■ CHALLENGE:
Will you write out the data exactly, excluding every picture?

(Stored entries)
_ _ _
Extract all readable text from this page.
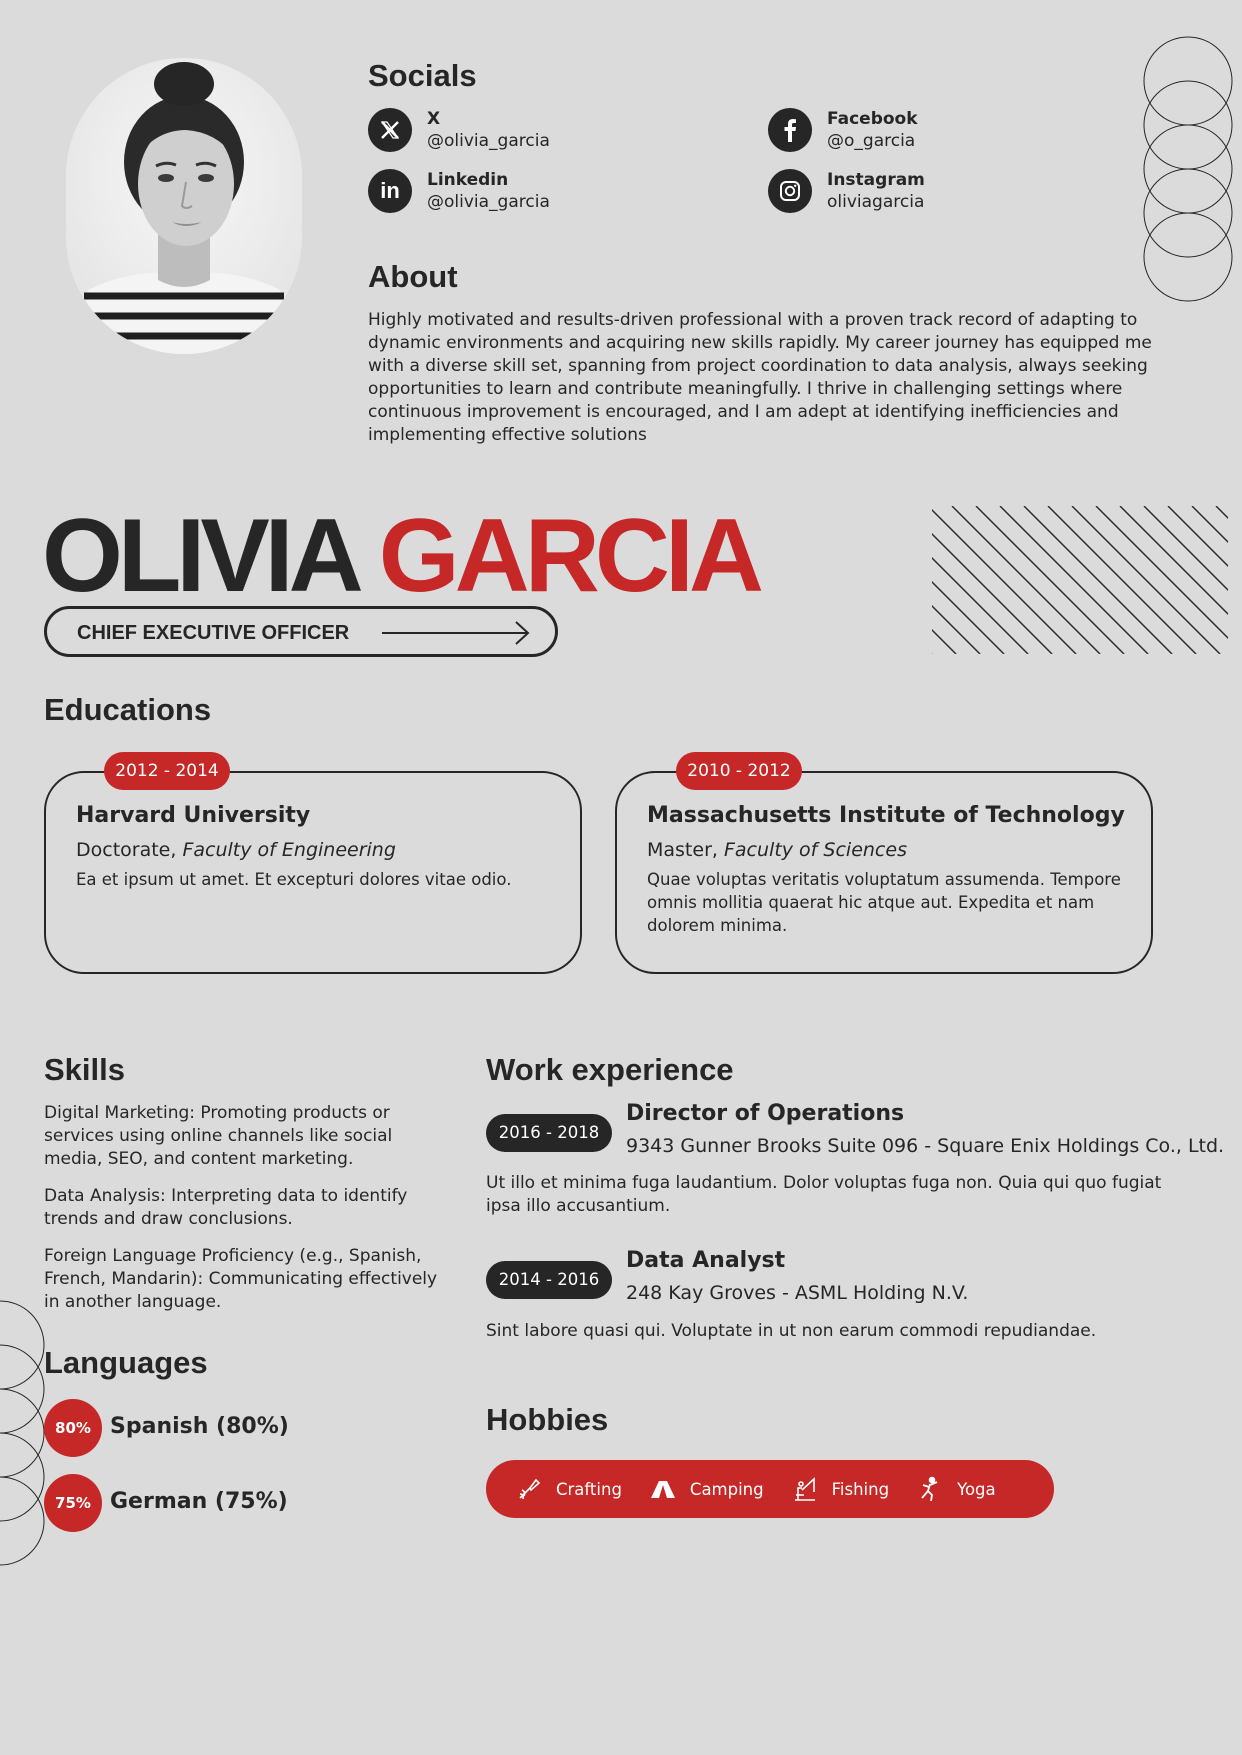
Socials
X
@olivia_garcia
Facebook
@o_garcia
in Linkedin
@olivia_garcia
Instagram
oliviagarcia
About

Highly motivated and results-driven professional with a proven track record of adapting to dynamic environments and acquiring new skills rapidly. My career journey has equipped me with a diverse skill set, spanning from project coordination to data analysis, always seeking opportunities to learn and contribute meaningfully. I thrive in challenging settings where continuous improvement is encouraged, and I am adept at identifying inefficiencies and implementing effective solutions

OLIVIA GARCIA
CHIEF EXECUTIVE OFFICER
Educations
Harvard University
Doctorate, Faculty of Engineering

Ea et ipsum ut amet. Et excepturi dolores vitae odio.

2012 - 2014
Massachusetts Institute of Technology
Master, Faculty of Sciences

Quae voluptas veritatis voluptatum assumenda. Tempore omnis mollitia quaerat hic atque aut. Expedita et nam dolorem minima.

2010 - 2012
Skills

Digital Marketing: Promoting products or services using online channels like social media, SEO, and content marketing.

Data Analysis: Interpreting data to identify trends and draw conclusions.

Foreign Language Proficiency (e.g., Spanish, French, Mandarin): Communicating effectively in another language.

Languages
80% Spanish (80%)
75% German (75%)
Work experience
2016 - 2018
Director of Operations
9343 Gunner Brooks Suite 096 - Square Enix Holdings Co., Ltd.

Ut illo et minima fuga laudantium. Dolor voluptas fuga non. Quia qui quo fugiat ipsa illo accusantium.

2014 - 2016
Data Analyst
248 Kay Groves - ASML Holding N.V.

Sint labore quasi qui. Voluptate in ut non earum commodi repudiandae.

Hobbies
Crafting	Camping	Fishing	Yoga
_ _ _
■ THE RESULT:
Extract all readable text from this page.
Socials
X
@olivia_garcia
Facebook
@o_garcia
in Linkedin
@olivia_garcia
Instagram
oliviagarcia
About

Highly motivated and results-driven professional with a proven track record of adapting to dynamic environments and acquiring new skills rapidly. My career journey has equipped me with a diverse skill set, spanning from project coordination to data analysis, always seeking opportunities to learn and contribute meaningfully. I thrive in challenging settings where continuous improvement is encouraged, and I am adept at identifying inefficiencies and implementing effective solutions

OLIVIA GARCIA
CHIEF EXECUTIVE OFFICER
Educations
Harvard University
Doctorate, Faculty of Engineering

Ea et ipsum ut amet. Et excepturi dolores vitae odio.

2012 - 2014
Massachusetts Institute of Technology
Master, Faculty of Sciences

Quae voluptas veritatis voluptatum assumenda. Tempore omnis mollitia quaerat hic atque aut. Expedita et nam dolorem minima.

2010 - 2012
Skills

Digital Marketing: Promoting products or services using online channels like social media, SEO, and content marketing.

Data Analysis: Interpreting data to identify trends and draw conclusions.

Foreign Language Proficiency (e.g., Spanish, French, Mandarin): Communicating effectively in another language.

Languages
80% Spanish (80%)
75% German (75%)
Work experience
2016 - 2018
Director of Operations
9343 Gunner Brooks Suite 096 - Square Enix Holdings Co., Ltd.

Ut illo et minima fuga laudantium. Dolor voluptas fuga non. Quia qui quo fugiat ipsa illo accusantium.

2014 - 2016
Data Analyst
248 Kay Groves - ASML Holding N.V.

Sint labore quasi qui. Voluptate in ut non earum commodi repudiandae.

Hobbies
Crafting	Camping	Fishing	Yoga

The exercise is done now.